» RECORD LIST:
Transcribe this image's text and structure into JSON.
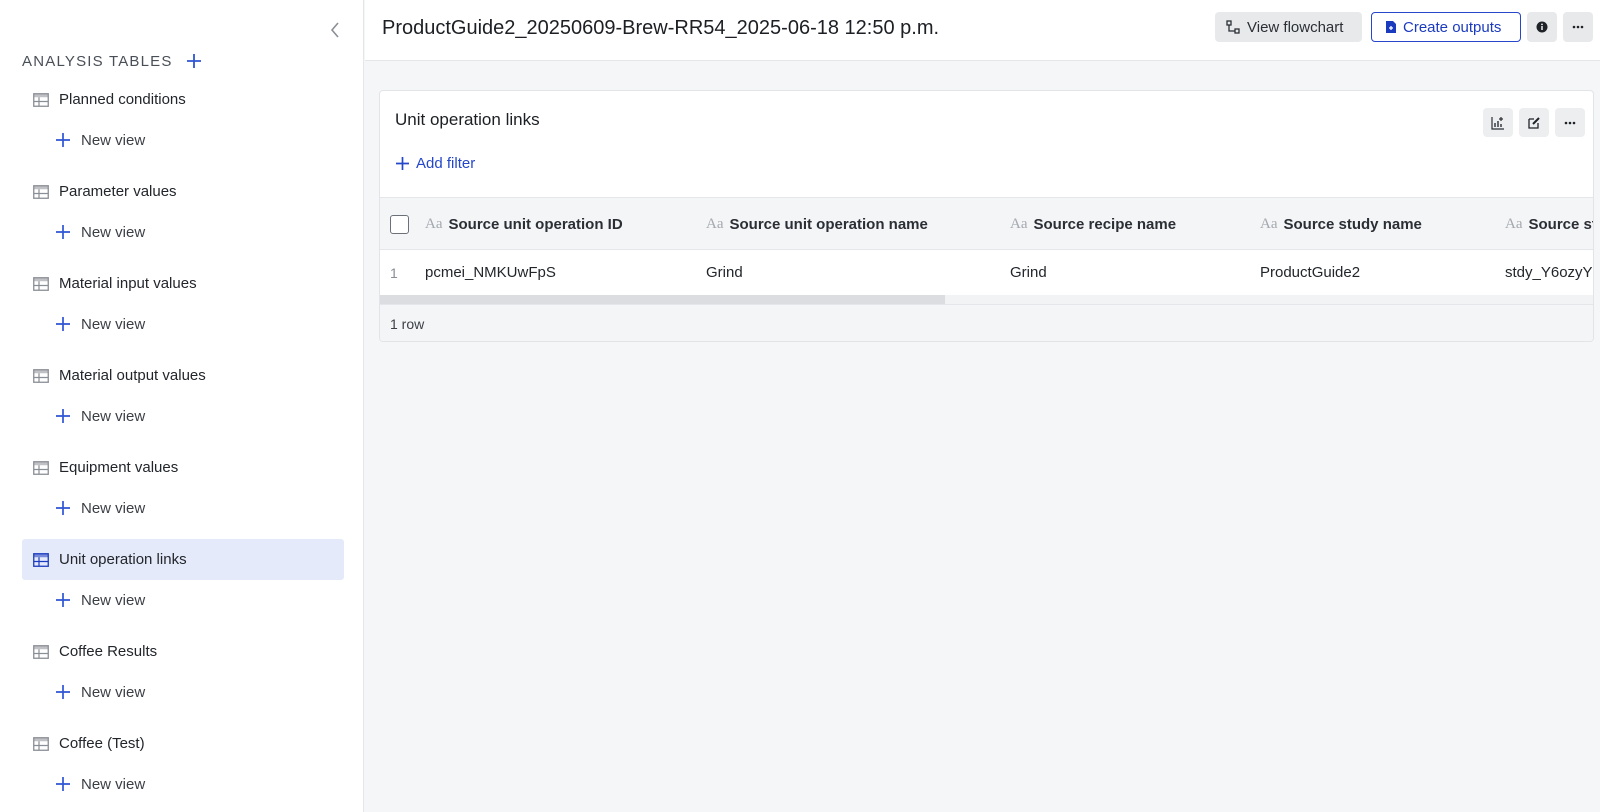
{
  "sidebar": {
    "title": "ANALYSIS TABLES",
    "new_view_label": "New view",
    "items": [
      {
        "label": "Planned conditions",
        "active": false
      },
      {
        "label": "Parameter values",
        "active": false
      },
      {
        "label": "Material input values",
        "active": false
      },
      {
        "label": "Material output values",
        "active": false
      },
      {
        "label": "Equipment values",
        "active": false
      },
      {
        "label": "Unit operation links",
        "active": true
      },
      {
        "label": "Coffee Results",
        "active": false
      },
      {
        "label": "Coffee (Test)",
        "active": false
      }
    ]
  },
  "header": {
    "title": "ProductGuide2_20250609-Brew-RR54_2025-06-18 12:50 p.m.",
    "view_flowchart": "View flowchart",
    "create_outputs": "Create outputs"
  },
  "card": {
    "title": "Unit operation links",
    "add_filter": "Add filter",
    "type_glyph": "Aa",
    "columns": [
      "Source unit operation ID",
      "Source unit operation name",
      "Source recipe name",
      "Source study name",
      "Source st"
    ],
    "rows": [
      {
        "num": "1",
        "cells": [
          "pcmei_NMKUwFpS",
          "Grind",
          "Grind",
          "ProductGuide2",
          "stdy_Y6ozyY"
        ]
      }
    ],
    "row_count": "1 row"
  },
  "colors": {
    "accent": "#2446c9",
    "active_bg": "#e5eafb",
    "button_bg": "#e8e9eb"
  }
}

» PROBLEM TO WORK ON:
Leave out the pictures and reproduce the rest of the listing exactly.

» FINAL ANSWER:
Transcribe this image's text and structure into JSON.
{
  "sidebar": {
    "title": "ANALYSIS TABLES",
    "new_view_label": "New view",
    "items": [
      {
        "label": "Planned conditions",
        "active": false
      },
      {
        "label": "Parameter values",
        "active": false
      },
      {
        "label": "Material input values",
        "active": false
      },
      {
        "label": "Material output values",
        "active": false
      },
      {
        "label": "Equipment values",
        "active": false
      },
      {
        "label": "Unit operation links",
        "active": true
      },
      {
        "label": "Coffee Results",
        "active": false
      },
      {
        "label": "Coffee (Test)",
        "active": false
      }
    ]
  },
  "header": {
    "title": "ProductGuide2_20250609-Brew-RR54_2025-06-18 12:50 p.m.",
    "view_flowchart": "View flowchart",
    "create_outputs": "Create outputs"
  },
  "card": {
    "title": "Unit operation links",
    "add_filter": "Add filter",
    "type_glyph": "Aa",
    "columns": [
      "Source unit operation ID",
      "Source unit operation name",
      "Source recipe name",
      "Source study name",
      "Source st"
    ],
    "rows": [
      {
        "num": "1",
        "cells": [
          "pcmei_NMKUwFpS",
          "Grind",
          "Grind",
          "ProductGuide2",
          "stdy_Y6ozyY"
        ]
      }
    ],
    "row_count": "1 row"
  },
  "colors": {
    "accent": "#2446c9",
    "active_bg": "#e5eafb",
    "button_bg": "#e8e9eb"
  }
}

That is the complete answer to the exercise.